Written instruction =
In the records below, pick out all lines containing the word "Bilgisi".

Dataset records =

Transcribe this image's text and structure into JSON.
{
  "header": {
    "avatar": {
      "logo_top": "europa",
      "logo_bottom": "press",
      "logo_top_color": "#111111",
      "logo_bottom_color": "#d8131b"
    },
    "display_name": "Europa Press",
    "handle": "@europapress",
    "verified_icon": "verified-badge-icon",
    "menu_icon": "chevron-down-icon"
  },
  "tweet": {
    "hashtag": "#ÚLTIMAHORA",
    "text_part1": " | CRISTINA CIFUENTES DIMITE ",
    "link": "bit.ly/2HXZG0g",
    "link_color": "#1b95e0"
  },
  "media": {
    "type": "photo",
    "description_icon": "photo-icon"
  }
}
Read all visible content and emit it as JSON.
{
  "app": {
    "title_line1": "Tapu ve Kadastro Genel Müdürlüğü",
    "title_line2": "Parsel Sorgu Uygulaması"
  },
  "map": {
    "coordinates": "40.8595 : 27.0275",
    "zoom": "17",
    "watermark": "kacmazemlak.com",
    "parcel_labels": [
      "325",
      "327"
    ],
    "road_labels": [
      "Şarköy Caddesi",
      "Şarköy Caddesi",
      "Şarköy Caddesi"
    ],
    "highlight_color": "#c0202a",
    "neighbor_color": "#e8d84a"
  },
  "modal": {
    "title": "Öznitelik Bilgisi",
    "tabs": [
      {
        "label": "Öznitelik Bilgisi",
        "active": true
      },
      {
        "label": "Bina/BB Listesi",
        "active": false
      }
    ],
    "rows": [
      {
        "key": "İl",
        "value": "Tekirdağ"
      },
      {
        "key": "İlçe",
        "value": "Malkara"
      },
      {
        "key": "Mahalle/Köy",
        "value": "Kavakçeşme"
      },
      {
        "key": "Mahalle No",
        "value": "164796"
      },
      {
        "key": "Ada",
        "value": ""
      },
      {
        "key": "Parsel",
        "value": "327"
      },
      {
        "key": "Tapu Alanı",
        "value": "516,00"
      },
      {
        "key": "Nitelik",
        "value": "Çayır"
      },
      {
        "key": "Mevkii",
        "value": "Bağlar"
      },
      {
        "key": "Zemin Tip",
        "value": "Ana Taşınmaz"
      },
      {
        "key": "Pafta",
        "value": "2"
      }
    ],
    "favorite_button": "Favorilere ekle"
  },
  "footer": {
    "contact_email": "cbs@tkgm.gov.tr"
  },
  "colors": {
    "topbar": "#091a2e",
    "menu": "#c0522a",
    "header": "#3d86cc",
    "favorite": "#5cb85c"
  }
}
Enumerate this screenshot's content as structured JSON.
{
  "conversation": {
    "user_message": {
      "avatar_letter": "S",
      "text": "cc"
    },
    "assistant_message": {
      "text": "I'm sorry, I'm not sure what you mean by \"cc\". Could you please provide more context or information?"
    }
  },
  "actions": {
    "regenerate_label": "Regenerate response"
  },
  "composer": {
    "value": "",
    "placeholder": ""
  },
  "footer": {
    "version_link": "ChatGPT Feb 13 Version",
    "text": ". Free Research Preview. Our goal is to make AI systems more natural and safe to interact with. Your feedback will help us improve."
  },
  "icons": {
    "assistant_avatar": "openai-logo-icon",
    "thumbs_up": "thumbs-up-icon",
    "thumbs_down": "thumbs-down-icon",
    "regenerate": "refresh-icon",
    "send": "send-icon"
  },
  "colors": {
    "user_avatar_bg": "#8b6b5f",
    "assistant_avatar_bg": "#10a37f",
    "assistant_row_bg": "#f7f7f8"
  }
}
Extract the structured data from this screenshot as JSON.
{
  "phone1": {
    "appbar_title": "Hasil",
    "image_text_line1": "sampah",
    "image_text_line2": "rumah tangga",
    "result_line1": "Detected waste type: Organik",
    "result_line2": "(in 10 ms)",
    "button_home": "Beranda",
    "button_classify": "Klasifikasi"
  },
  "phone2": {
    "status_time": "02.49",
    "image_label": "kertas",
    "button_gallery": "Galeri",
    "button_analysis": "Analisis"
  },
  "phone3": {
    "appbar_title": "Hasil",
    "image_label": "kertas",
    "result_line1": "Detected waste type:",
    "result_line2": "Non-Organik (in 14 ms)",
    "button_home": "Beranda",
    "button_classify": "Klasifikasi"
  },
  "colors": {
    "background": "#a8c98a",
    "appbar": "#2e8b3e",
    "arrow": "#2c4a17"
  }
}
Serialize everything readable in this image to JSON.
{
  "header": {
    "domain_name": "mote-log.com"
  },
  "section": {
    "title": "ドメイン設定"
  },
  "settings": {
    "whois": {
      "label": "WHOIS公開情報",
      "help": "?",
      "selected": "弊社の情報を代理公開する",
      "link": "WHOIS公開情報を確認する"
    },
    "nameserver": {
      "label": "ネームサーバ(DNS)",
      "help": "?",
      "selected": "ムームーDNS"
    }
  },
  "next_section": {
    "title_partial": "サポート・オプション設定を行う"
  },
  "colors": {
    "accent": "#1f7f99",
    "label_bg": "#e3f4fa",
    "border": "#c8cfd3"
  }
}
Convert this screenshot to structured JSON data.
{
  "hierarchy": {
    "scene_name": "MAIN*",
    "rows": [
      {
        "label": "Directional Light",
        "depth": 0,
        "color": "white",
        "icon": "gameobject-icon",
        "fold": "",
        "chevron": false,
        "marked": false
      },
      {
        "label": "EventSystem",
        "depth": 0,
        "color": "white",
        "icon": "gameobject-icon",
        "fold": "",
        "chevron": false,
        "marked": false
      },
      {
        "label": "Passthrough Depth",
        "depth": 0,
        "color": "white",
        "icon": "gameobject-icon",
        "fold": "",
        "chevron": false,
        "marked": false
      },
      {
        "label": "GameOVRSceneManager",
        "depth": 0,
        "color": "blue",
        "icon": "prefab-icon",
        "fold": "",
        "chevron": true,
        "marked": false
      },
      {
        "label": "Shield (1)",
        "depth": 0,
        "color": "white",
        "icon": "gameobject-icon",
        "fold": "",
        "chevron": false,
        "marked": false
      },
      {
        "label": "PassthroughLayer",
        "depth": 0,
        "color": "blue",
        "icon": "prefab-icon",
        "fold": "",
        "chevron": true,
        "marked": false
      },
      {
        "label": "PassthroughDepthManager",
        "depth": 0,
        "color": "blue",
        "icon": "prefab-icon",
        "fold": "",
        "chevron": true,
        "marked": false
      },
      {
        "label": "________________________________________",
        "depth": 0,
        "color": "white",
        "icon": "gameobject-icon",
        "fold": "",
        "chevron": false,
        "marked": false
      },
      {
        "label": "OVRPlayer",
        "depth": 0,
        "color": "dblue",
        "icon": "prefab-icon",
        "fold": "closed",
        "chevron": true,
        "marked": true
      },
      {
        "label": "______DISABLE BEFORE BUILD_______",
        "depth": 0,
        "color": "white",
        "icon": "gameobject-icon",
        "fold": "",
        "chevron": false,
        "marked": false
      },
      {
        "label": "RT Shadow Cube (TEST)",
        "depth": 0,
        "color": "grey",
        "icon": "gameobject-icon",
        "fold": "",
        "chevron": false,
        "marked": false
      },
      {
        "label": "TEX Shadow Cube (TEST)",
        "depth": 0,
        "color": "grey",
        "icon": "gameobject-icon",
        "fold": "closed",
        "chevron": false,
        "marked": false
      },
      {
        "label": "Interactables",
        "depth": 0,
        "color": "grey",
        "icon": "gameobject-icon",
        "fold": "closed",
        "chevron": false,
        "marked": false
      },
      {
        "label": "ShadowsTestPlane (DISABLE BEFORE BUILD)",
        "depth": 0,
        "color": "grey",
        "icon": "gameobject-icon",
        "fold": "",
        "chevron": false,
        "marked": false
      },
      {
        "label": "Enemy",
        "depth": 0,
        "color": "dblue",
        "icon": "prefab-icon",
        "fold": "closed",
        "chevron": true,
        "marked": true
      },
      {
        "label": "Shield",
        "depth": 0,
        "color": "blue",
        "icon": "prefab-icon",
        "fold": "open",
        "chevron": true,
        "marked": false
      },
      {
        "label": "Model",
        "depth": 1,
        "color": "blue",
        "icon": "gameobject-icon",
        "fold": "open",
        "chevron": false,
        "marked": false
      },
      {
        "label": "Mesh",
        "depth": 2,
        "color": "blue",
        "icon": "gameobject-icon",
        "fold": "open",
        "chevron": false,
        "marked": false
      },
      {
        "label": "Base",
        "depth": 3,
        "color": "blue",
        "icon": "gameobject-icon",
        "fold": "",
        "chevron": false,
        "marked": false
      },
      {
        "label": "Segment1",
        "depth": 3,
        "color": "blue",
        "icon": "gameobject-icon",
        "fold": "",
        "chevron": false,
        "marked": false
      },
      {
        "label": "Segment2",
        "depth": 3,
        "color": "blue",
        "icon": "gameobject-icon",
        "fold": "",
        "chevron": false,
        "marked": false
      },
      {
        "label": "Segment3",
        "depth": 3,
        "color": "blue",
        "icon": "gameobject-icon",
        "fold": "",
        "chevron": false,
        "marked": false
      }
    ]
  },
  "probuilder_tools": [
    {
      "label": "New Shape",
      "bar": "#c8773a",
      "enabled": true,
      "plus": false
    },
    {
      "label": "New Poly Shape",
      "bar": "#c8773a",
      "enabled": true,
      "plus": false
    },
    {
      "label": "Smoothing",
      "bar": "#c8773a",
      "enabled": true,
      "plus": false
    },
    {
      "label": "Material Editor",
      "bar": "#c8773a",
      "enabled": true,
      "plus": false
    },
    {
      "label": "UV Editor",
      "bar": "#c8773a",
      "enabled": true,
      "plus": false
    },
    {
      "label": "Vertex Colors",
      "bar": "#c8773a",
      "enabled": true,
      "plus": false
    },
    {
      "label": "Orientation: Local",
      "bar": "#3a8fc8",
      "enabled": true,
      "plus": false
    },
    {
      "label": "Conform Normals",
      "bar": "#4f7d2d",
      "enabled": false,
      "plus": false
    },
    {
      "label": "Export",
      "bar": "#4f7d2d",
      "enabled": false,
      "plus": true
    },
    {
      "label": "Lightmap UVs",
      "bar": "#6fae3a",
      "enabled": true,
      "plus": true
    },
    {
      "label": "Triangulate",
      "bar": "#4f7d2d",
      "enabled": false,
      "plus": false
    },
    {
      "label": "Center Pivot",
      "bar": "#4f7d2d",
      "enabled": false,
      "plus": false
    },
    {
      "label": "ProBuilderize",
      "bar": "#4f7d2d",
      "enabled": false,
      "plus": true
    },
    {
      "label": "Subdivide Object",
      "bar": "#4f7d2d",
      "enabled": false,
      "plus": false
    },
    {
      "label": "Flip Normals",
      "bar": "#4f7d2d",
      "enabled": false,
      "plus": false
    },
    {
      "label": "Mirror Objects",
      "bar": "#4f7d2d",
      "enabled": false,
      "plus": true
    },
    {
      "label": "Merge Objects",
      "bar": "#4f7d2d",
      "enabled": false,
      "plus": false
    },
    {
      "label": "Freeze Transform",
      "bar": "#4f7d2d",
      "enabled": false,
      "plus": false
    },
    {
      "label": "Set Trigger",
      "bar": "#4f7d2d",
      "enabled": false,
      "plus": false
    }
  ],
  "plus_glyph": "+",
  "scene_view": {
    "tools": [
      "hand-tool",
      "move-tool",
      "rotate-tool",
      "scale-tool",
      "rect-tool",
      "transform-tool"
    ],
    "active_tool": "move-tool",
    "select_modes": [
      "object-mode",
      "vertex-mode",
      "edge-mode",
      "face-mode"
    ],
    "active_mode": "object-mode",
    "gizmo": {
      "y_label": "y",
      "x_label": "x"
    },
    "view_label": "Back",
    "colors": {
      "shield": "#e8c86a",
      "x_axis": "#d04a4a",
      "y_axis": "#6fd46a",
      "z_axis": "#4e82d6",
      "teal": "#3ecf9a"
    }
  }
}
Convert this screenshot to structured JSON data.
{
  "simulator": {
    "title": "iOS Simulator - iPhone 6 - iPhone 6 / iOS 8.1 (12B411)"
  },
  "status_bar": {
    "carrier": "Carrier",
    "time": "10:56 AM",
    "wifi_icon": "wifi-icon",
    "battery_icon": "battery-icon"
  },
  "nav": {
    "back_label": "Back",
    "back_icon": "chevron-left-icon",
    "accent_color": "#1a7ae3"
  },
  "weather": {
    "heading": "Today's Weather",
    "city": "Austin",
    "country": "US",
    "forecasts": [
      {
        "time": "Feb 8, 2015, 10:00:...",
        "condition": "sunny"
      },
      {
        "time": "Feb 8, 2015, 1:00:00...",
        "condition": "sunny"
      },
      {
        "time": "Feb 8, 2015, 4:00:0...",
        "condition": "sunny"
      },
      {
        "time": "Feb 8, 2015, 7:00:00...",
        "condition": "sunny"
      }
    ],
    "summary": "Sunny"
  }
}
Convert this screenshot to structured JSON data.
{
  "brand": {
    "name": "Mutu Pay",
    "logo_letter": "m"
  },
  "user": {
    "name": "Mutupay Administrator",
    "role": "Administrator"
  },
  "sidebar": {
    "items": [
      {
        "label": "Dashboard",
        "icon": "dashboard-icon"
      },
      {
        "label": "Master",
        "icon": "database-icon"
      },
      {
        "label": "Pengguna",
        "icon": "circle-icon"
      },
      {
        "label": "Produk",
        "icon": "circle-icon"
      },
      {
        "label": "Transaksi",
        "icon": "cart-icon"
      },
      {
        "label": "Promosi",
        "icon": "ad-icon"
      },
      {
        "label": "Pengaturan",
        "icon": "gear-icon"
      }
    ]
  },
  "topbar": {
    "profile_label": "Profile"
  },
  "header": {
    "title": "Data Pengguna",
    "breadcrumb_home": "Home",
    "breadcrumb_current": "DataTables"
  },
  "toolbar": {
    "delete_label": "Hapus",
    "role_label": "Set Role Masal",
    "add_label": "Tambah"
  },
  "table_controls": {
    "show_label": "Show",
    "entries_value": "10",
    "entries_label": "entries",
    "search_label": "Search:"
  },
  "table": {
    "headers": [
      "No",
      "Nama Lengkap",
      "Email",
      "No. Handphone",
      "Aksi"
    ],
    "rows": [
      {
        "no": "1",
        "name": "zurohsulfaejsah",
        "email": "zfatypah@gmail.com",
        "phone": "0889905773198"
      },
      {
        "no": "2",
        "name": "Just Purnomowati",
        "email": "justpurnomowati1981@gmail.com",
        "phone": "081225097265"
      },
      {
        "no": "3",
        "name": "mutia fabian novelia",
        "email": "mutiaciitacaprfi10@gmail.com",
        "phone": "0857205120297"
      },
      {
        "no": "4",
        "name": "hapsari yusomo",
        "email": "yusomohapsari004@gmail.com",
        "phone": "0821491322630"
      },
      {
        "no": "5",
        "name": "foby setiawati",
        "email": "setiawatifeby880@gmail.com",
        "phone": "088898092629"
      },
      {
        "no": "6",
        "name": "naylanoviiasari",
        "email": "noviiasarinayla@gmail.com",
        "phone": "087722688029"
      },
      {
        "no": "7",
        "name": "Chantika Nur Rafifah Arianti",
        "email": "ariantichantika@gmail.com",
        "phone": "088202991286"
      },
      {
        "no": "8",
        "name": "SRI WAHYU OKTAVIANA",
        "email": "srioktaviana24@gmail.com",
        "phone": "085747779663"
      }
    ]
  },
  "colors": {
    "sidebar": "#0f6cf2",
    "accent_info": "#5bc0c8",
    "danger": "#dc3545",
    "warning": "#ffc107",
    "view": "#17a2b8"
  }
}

Exercise output =
    "title": "Öznitelik Bilgisi",
        "label": "Öznitelik Bilgisi",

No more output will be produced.